----- Input records

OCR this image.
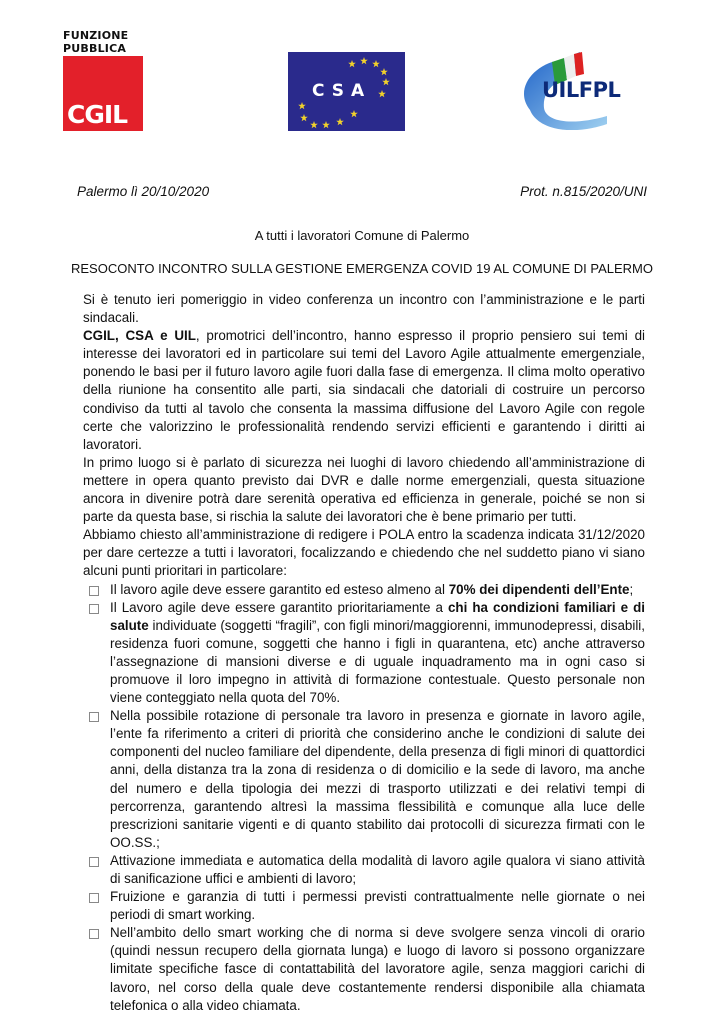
FUNZIONE
PUBBLICA
CGIL
CSA	UILFPL
Palermo lì 20/10/2020	Prot. n.815/2020/UNI
A tutti i lavoratori Comune di Palermo
RESOCONTO INCONTRO SULLA GESTIONE EMERGENZA COVID 19 AL COMUNE DI PALERMO

Si è tenuto ieri pomeriggio in video conferenza un incontro con l’amministrazione e le parti sindacali.

CGIL, CSA e UIL, promotrici dell’incontro, hanno espresso il proprio pensiero sui temi di interesse dei lavoratori ed in particolare sui temi del Lavoro Agile attualmente emergenziale, ponendo le basi per il futuro lavoro agile fuori dalla fase di emergenza. Il clima molto operativo della riunione ha consentito alle parti, sia sindacali che datoriali di costruire un percorso condiviso da tutti al tavolo che consenta la massima diffusione del Lavoro Agile con regole certe che valorizzino le professionalità rendendo servizi efficienti e garantendo i diritti ai lavoratori.

In primo luogo si è parlato di sicurezza nei luoghi di lavoro chiedendo all’amministrazione di mettere in opera quanto previsto dai DVR e dalle norme emergenziali, questa situazione ancora in divenire potrà dare serenità operativa ed efficienza in generale, poiché se non si parte da questa base, si rischia la salute dei lavoratori che è bene primario per tutti.

Abbiamo chiesto all’amministrazione di redigere i POLA entro la scadenza indicata 31/12/2020 per dare certezze a tutti i lavoratori, focalizzando e chiedendo che nel suddetto piano vi siano alcuni punti prioritari in particolare:

Il lavoro agile deve essere garantito ed esteso almeno al 70% dei dipendenti dell’Ente;
Il Lavoro agile deve essere garantito prioritariamente a chi ha condizioni familiari e di salute individuate (soggetti “fragili”, con figli minori/maggiorenni, immunodepressi, disabili, residenza fuori comune, soggetti che hanno i figli in quarantena, etc) anche attraverso l’assegnazione di mansioni diverse e di uguale inquadramento ma in ogni caso si promuove il loro impegno in attività di formazione contestuale. Questo personale non viene conteggiato nella quota del 70%.
Nella possibile rotazione di personale tra lavoro in presenza e giornate in lavoro agile, l’ente fa riferimento a criteri di priorità che considerino anche le condizioni di salute dei componenti del nucleo familiare del dipendente, della presenza di figli minori di quattordici anni, della distanza tra la zona di residenza o di domicilio e la sede di lavoro, ma anche del numero e della tipologia dei mezzi di trasporto utilizzati e dei relativi tempi di percorrenza, garantendo altresì la massima flessibilità e comunque alla luce delle prescrizioni sanitarie vigenti e di quanto stabilito dai protocolli di sicurezza firmati con le OO.SS.;
Attivazione immediata e automatica della modalità di lavoro agile qualora vi siano attività di sanificazione uffici e ambienti di lavoro;
Fruizione e garanzia di tutti i permessi previsti contrattualmente nelle giornate o nei periodi di smart working.
Nell’ambito dello smart working che di norma si deve svolgere senza vincoli di orario (quindi nessun recupero della giornata lunga) e luogo di lavoro si possono organizzare limitate specifiche fasce di contattabilità del lavoratore agile, senza maggiori carichi di lavoro, nel corso della quale deve costantemente rendersi disponibile alla chiamata telefonica o alla video chiamata.
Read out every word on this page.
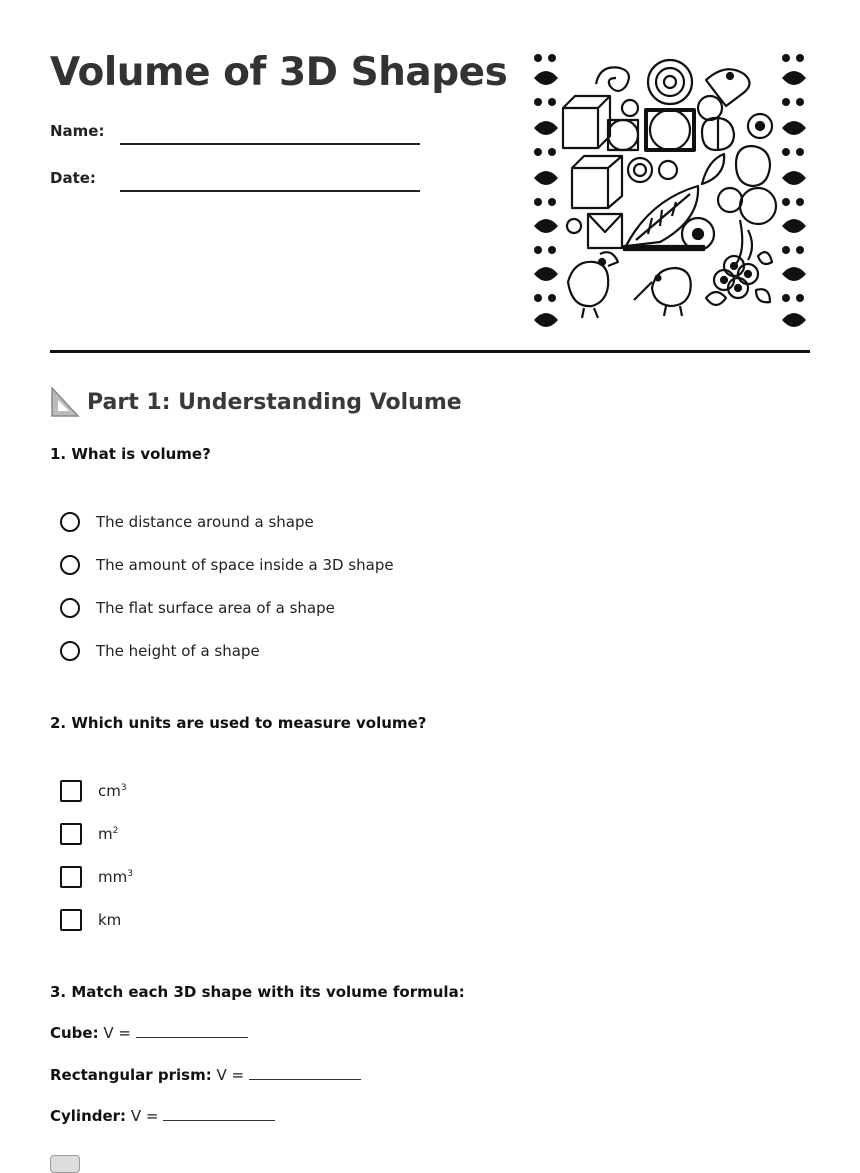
Volume of 3D Shapes
Name:
Date:
Part 1: Understanding Volume

1. What is volume?

The distance around a shape
The amount of space inside a 3D shape
The flat surface area of a shape
The height of a shape

2. Which units are used to measure volume?

$cm^3$
$m^2$
$mm^3$
km

3. Match each 3D shape with its volume formula:

Cube: V =
Rectangular prism: V =
Cylinder: V =
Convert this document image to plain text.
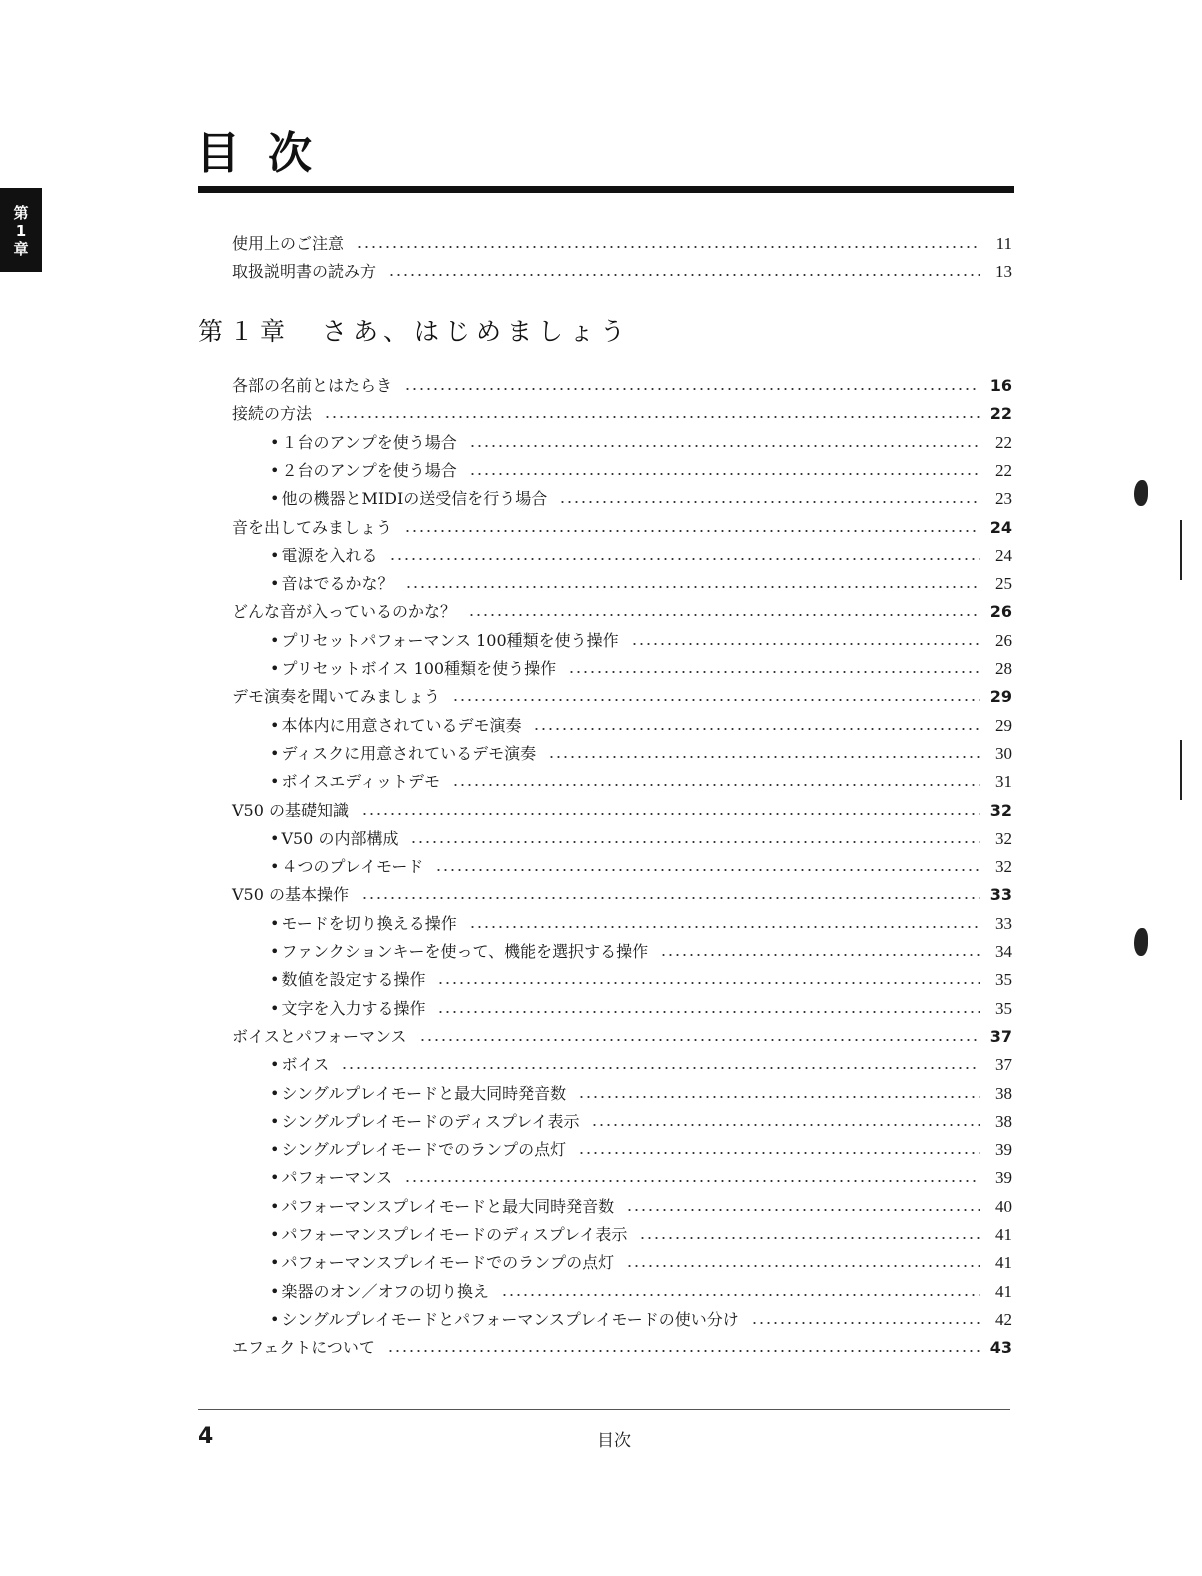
第
1
章
目次
使用上のご注意	11
取扱説明書の読み方	13
第１章　さあ、はじめましょう
各部の名前とはたらき	16
接続の方法	22
• １台のアンプを使う場合	22
• ２台のアンプを使う場合	22
• 他の機器とMIDIの送受信を行う場合	23
音を出してみましょう	24
• 電源を入れる	24
• 音はでるかな？	25
どんな音が入っているのかな？	26
• プリセットパフォーマンス 100種類を使う操作	26
• プリセットボイス 100種類を使う操作	28
デモ演奏を聞いてみましょう	29
• 本体内に用意されているデモ演奏	29
• ディスクに用意されているデモ演奏	30
• ボイスエディットデモ	31
V50 の基礎知識	32
• V50 の内部構成	32
• ４つのプレイモード	32
V50 の基本操作	33
• モードを切り換える操作	33
• ファンクションキーを使って、機能を選択する操作	34
• 数値を設定する操作	35
• 文字を入力する操作	35
ボイスとパフォーマンス	37
• ボイス	37
• シングルプレイモードと最大同時発音数	38
• シングルプレイモードのディスプレイ表示	38
• シングルプレイモードでのランプの点灯	39
• パフォーマンス	39
• パフォーマンスプレイモードと最大同時発音数	40
• パフォーマンスプレイモードのディスプレイ表示	41
• パフォーマンスプレイモードでのランプの点灯	41
• 楽器のオン／オフの切り換え	41
• シングルプレイモードとパフォーマンスプレイモードの使い分け	42
エフェクトについて	43
4	目次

----------

Omit the pictures and output all of the other material exactly.

OCR this image.
FUNZIONE
PUBBLICA
CGIL
CSA	UILFPL
Palermo lì 20/10/2020	Prot. n.815/2020/UNI
A tutti i lavoratori Comune di Palermo
RESOCONTO INCONTRO SULLA GESTIONE EMERGENZA COVID 19 AL COMUNE DI PALERMO

Si è tenuto ieri pomeriggio in video conferenza un incontro con l’amministrazione e le parti sindacali.

CGIL, CSA e UIL, promotrici dell’incontro, hanno espresso il proprio pensiero sui temi di interesse dei lavoratori ed in particolare sui temi del Lavoro Agile attualmente emergenziale, ponendo le basi per il futuro lavoro agile fuori dalla fase di emergenza. Il clima molto operativo della riunione ha consentito alle parti, sia sindacali che datoriali di costruire un percorso condiviso da tutti al tavolo che consenta la massima diffusione del Lavoro Agile con regole certe che valorizzino le professionalità rendendo servizi efficienti e garantendo i diritti ai lavoratori.

In primo luogo si è parlato di sicurezza nei luoghi di lavoro chiedendo all’amministrazione di mettere in opera quanto previsto dai DVR e dalle norme emergenziali, questa situazione ancora in divenire potrà dare serenità operativa ed efficienza in generale, poiché se non si parte da questa base, si rischia la salute dei lavoratori che è bene primario per tutti.

Abbiamo chiesto all’amministrazione di redigere i POLA entro la scadenza indicata 31/12/2020 per dare certezze a tutti i lavoratori, focalizzando e chiedendo che nel suddetto piano vi siano alcuni punti prioritari in particolare:

Il lavoro agile deve essere garantito ed esteso almeno al 70% dei dipendenti dell’Ente;
Il Lavoro agile deve essere garantito prioritariamente a chi ha condizioni familiari e di salute individuate (soggetti “fragili”, con figli minori/maggiorenni, immunodepressi, disabili, residenza fuori comune, soggetti che hanno i figli in quarantena, etc) anche attraverso l’assegnazione di mansioni diverse e di uguale inquadramento ma in ogni caso si promuove il loro impegno in attività di formazione contestuale. Questo personale non viene conteggiato nella quota del 70%.
Nella possibile rotazione di personale tra lavoro in presenza e giornate in lavoro agile, l’ente fa riferimento a criteri di priorità che considerino anche le condizioni di salute dei componenti del nucleo familiare del dipendente, della presenza di figli minori di quattordici anni, della distanza tra la zona di residenza o di domicilio e la sede di lavoro, ma anche del numero e della tipologia dei mezzi di trasporto utilizzati e dei relativi tempi di percorrenza, garantendo altresì la massima flessibilità e comunque alla luce delle prescrizioni sanitarie vigenti e di quanto stabilito dai protocolli di sicurezza firmati con le OO.SS.;
Attivazione immediata e automatica della modalità di lavoro agile qualora vi siano attività di sanificazione uffici e ambienti di lavoro;
Fruizione e garanzia di tutti i permessi previsti contrattualmente nelle giornate o nei periodi di smart working.
Nell’ambito dello smart working che di norma si deve svolgere senza vincoli di orario (quindi nessun recupero della giornata lunga) e luogo di lavoro si possono organizzare limitate specifiche fasce di contattabilità del lavoratore agile, senza maggiori carichi di lavoro, nel corso della quale deve costantemente rendersi disponibile alla chiamata telefonica o alla video chiamata.
Read out every word on this page.
Volume of 3D Shapes
Name:
Date:
Part 1: Understanding Volume

1. What is volume?

The distance around a shape
The amount of space inside a 3D shape
The flat surface area of a shape
The height of a shape

2. Which units are used to measure volume?

$cm^3$
$m^2$
$mm^3$
km

3. Match each 3D shape with its volume formula:

Cube: V =
Rectangular prism: V =
Cylinder: V =
Convert this document image to plain text.
第
1
章
目次
使用上のご注意	11
取扱説明書の読み方	13
第１章　さあ、はじめましょう
各部の名前とはたらき	16
接続の方法	22
• １台のアンプを使う場合	22
• ２台のアンプを使う場合	22
• 他の機器とMIDIの送受信を行う場合	23
音を出してみましょう	24
• 電源を入れる	24
• 音はでるかな？	25
どんな音が入っているのかな？	26
• プリセットパフォーマンス 100種類を使う操作	26
• プリセットボイス 100種類を使う操作	28
デモ演奏を聞いてみましょう	29
• 本体内に用意されているデモ演奏	29
• ディスクに用意されているデモ演奏	30
• ボイスエディットデモ	31
V50 の基礎知識	32
• V50 の内部構成	32
• ４つのプレイモード	32
V50 の基本操作	33
• モードを切り換える操作	33
• ファンクションキーを使って、機能を選択する操作	34
• 数値を設定する操作	35
• 文字を入力する操作	35
ボイスとパフォーマンス	37
• ボイス	37
• シングルプレイモードと最大同時発音数	38
• シングルプレイモードのディスプレイ表示	38
• シングルプレイモードでのランプの点灯	39
• パフォーマンス	39
• パフォーマンスプレイモードと最大同時発音数	40
• パフォーマンスプレイモードのディスプレイ表示	41
• パフォーマンスプレイモードでのランプの点灯	41
• 楽器のオン／オフの切り換え	41
• シングルプレイモードとパフォーマンスプレイモードの使い分け	42
エフェクトについて	43
4	目次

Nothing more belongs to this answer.